* _What you should do_
Below is a block of records. Copy every line in it that contains the word "Firmware".

* _Material_
--- start ---
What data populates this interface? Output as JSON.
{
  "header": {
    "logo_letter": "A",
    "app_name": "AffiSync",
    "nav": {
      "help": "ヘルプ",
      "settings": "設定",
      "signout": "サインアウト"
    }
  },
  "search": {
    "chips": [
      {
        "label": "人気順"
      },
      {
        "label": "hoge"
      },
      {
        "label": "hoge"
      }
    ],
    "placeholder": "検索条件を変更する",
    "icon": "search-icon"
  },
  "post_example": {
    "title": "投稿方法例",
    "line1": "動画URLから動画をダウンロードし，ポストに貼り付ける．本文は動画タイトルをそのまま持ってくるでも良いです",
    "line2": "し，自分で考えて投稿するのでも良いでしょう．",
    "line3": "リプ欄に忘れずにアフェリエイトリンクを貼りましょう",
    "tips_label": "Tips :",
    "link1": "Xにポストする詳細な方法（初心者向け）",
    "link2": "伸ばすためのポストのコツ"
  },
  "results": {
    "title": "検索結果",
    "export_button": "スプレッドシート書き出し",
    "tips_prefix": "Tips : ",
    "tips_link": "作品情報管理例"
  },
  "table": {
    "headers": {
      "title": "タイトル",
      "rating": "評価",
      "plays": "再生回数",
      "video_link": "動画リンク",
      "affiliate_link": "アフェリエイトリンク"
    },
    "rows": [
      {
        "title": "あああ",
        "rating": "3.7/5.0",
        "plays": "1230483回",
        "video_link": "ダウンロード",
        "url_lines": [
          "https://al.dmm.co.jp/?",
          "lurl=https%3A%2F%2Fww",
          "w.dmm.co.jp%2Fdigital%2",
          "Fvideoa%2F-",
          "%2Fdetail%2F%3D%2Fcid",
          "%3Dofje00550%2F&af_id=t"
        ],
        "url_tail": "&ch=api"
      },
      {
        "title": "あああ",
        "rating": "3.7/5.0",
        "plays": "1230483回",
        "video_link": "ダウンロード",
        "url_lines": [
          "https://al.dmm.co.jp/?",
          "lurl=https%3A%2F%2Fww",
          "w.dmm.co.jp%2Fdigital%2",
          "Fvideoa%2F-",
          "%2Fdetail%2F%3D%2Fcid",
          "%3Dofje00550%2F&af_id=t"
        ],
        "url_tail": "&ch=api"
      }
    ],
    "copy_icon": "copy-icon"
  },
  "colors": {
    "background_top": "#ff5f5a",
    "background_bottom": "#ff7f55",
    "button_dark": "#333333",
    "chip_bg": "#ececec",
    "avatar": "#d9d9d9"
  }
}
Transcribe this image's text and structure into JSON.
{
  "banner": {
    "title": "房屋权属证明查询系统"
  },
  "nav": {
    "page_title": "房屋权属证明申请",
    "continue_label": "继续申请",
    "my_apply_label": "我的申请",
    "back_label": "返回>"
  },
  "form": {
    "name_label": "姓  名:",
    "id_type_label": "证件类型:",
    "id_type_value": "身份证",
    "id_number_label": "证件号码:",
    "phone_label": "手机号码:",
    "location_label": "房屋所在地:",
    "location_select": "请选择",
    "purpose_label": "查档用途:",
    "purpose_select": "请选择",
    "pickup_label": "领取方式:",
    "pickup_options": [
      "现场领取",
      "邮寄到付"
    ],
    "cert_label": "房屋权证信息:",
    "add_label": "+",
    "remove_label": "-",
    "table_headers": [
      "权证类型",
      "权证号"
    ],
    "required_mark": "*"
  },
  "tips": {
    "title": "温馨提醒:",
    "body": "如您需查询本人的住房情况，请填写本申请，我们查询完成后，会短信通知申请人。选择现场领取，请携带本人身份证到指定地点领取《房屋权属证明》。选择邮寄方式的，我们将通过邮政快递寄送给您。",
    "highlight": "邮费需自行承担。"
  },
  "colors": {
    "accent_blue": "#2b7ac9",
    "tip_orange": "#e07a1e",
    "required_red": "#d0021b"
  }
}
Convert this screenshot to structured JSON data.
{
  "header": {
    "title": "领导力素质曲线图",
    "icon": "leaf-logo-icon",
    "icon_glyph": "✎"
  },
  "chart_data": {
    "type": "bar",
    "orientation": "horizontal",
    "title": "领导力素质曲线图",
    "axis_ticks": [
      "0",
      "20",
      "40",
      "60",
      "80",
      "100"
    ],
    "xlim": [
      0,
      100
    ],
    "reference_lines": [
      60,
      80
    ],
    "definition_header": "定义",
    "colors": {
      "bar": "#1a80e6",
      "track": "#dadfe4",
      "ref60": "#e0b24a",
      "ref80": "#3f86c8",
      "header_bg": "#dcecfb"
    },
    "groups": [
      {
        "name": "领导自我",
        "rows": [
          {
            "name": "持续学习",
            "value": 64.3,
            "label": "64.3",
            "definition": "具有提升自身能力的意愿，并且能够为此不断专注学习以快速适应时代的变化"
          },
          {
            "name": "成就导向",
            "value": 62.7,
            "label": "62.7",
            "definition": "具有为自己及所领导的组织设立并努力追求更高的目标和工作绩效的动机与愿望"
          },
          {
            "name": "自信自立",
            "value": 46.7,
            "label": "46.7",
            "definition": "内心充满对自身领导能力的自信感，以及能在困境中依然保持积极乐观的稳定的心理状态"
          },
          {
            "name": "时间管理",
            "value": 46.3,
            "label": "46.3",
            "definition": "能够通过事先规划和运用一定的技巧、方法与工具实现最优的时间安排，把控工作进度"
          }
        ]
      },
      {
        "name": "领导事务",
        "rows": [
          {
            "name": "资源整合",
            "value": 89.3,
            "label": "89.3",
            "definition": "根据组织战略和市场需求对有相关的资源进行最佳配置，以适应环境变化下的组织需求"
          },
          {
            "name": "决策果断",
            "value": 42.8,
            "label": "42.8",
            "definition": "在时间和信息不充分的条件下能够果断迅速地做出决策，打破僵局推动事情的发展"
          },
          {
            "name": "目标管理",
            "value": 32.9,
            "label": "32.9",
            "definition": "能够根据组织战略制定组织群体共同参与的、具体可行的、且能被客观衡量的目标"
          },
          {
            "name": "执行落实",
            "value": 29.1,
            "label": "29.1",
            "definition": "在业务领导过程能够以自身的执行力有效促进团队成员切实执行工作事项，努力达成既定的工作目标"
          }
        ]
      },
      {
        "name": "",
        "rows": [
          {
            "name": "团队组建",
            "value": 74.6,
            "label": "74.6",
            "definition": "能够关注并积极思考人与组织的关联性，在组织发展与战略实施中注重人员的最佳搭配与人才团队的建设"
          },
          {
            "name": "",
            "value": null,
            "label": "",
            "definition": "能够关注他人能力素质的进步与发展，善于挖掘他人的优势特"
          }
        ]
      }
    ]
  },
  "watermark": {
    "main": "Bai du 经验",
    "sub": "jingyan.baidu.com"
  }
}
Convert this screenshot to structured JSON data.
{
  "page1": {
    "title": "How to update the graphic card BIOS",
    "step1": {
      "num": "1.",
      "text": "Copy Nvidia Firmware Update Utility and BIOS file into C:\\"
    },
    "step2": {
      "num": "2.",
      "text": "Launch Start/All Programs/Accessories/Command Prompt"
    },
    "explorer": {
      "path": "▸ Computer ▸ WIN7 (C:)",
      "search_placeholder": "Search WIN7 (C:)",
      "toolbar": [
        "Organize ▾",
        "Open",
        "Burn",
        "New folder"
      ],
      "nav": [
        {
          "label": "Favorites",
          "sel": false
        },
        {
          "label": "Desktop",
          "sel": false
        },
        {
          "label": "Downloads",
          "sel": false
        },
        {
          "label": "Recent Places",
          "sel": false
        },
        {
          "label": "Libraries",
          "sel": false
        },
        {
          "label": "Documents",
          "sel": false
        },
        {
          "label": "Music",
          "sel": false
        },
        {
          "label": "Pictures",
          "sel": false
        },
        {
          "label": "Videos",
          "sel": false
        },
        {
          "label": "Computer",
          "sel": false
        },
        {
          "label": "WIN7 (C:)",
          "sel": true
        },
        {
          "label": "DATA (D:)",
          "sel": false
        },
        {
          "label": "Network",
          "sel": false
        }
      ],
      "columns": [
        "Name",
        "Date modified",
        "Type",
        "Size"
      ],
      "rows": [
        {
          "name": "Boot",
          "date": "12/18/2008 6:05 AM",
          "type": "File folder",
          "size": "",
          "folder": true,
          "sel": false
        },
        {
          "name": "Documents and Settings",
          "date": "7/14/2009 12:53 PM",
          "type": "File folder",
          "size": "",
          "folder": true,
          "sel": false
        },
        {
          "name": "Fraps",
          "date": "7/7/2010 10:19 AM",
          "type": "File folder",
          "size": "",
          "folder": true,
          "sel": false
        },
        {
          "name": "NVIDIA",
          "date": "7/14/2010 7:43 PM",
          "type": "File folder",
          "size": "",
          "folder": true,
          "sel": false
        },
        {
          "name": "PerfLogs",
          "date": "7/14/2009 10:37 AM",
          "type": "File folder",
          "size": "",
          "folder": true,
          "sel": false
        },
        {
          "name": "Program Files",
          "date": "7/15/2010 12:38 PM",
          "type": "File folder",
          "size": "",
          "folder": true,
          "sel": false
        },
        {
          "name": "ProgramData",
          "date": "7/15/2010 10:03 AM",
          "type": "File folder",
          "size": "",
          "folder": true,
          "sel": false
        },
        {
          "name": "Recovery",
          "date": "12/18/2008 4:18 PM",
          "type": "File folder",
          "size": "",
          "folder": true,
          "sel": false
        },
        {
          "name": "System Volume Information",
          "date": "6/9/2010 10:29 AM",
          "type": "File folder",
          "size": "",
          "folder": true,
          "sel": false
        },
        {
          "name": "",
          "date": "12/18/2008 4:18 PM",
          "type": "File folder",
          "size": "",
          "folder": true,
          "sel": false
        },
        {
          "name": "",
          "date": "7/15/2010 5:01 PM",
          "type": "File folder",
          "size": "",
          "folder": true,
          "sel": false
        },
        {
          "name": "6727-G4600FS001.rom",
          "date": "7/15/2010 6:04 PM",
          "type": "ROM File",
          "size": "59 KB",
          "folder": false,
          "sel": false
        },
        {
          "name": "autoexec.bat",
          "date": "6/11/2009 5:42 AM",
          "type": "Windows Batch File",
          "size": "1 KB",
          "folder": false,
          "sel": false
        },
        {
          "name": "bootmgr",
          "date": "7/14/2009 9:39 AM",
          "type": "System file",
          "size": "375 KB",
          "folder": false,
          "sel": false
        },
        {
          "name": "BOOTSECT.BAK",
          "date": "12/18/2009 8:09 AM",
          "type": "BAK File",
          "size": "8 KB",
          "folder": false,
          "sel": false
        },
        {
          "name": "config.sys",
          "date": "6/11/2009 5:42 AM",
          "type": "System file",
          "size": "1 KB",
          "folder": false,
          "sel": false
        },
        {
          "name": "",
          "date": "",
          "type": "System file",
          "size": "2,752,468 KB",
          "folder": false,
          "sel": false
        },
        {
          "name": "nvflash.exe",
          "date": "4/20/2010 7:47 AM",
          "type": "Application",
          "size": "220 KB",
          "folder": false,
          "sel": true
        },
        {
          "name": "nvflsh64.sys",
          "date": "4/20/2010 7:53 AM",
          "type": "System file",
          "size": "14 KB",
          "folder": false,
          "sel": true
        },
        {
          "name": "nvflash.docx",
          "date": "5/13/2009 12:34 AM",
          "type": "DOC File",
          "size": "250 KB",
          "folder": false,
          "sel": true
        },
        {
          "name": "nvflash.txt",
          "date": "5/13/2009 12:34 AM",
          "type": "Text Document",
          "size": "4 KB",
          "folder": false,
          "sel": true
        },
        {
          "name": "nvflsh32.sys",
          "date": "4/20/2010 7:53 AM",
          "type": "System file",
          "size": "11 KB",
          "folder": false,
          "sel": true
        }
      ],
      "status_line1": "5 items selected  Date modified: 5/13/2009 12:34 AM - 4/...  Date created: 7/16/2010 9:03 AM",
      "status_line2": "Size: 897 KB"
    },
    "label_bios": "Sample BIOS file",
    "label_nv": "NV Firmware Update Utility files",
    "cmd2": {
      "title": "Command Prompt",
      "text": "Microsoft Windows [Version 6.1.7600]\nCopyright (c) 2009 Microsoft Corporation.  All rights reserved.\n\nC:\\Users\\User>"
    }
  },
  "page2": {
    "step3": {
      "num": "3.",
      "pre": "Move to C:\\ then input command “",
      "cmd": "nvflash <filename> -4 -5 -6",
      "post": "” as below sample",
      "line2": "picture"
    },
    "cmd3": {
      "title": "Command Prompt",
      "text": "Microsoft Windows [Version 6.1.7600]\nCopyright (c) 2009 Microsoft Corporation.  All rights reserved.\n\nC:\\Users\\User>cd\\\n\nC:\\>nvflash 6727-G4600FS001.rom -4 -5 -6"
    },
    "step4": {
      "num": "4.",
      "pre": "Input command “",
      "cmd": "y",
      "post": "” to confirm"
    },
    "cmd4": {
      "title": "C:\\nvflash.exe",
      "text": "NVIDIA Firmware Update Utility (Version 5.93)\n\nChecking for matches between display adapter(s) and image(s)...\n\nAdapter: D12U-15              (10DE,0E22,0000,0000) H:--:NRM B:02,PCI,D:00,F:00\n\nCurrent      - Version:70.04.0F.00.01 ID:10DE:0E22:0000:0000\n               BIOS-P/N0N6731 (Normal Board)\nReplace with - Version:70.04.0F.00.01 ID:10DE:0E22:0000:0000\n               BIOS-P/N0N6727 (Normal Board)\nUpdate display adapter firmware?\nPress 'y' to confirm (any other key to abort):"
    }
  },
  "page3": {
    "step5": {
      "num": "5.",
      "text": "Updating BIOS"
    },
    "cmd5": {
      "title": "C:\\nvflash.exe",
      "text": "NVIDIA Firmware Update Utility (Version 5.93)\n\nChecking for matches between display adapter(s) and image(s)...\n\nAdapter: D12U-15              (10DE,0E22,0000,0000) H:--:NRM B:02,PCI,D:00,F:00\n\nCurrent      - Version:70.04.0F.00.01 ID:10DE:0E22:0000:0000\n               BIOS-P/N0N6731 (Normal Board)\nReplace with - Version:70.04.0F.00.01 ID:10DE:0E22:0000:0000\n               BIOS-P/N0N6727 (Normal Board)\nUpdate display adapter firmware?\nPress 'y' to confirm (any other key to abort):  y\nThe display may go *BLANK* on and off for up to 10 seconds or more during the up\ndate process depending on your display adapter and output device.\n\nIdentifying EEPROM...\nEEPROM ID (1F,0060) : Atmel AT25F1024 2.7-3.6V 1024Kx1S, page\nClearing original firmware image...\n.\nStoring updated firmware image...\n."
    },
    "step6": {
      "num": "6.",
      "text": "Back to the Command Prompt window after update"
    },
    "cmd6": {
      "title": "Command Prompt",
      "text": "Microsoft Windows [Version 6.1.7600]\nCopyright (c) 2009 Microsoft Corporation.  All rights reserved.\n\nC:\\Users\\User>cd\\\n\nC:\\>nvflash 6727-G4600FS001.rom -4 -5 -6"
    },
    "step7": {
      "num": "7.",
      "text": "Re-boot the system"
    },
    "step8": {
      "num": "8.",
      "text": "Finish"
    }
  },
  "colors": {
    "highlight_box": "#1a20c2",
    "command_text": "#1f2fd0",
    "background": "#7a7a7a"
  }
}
--- end ---
* _Result of this task_
      "text": "Copy Nvidia Firmware Update Utility and BIOS file into C:\\"
    "label_nv": "NV Firmware Update Utility files",
      "text": "NVIDIA Firmware Update Utility (Version 5.93)\n\nChecking for matches between display adapter(s) and image(s)...\n\nAdapter: D12U-15              (10DE,0E22,0000,0000) H:--:NRM B:02,PCI,D:00,F:00\n\nCurrent      - Version:70.04.0F.00.01 ID:10DE:0E22:0000:0000\n               BIOS-P/N0N6731 (Normal Board)\nReplace with - Version:70.04.0F.00.01 ID:10DE:0E22:0000:0000\n               BIOS-P/N0N6727 (Normal Board)\nUpdate display adapter firmware?\nPress 'y' to confirm (any other key to abort):"
      "text": "NVIDIA Firmware Update Utility (Version 5.93)\n\nChecking for matches between display adapter(s) and image(s)...\n\nAdapter: D12U-15              (10DE,0E22,0000,0000) H:--:NRM B:02,PCI,D:00,F:00\n\nCurrent      - Version:70.04.0F.00.01 ID:10DE:0E22:0000:0000\n               BIOS-P/N0N6731 (Normal Board)\nReplace with - Version:70.04.0F.00.01 ID:10DE:0E22:0000:0000\n               BIOS-P/N0N6727 (Normal Board)\nUpdate display adapter firmware?\nPress 'y' to confirm (any other key to abort):  y\nThe display may go *BLANK* on and off for up to 10 seconds or more during the up\ndate process depending on your display adapter and output device.\n\nIdentifying EEPROM...\nEEPROM ID (1F,0060) : Atmel AT25F1024 2.7-3.6V 1024Kx1S, page\nClearing original firmware image...\n.\nStoring updated firmware image...\n."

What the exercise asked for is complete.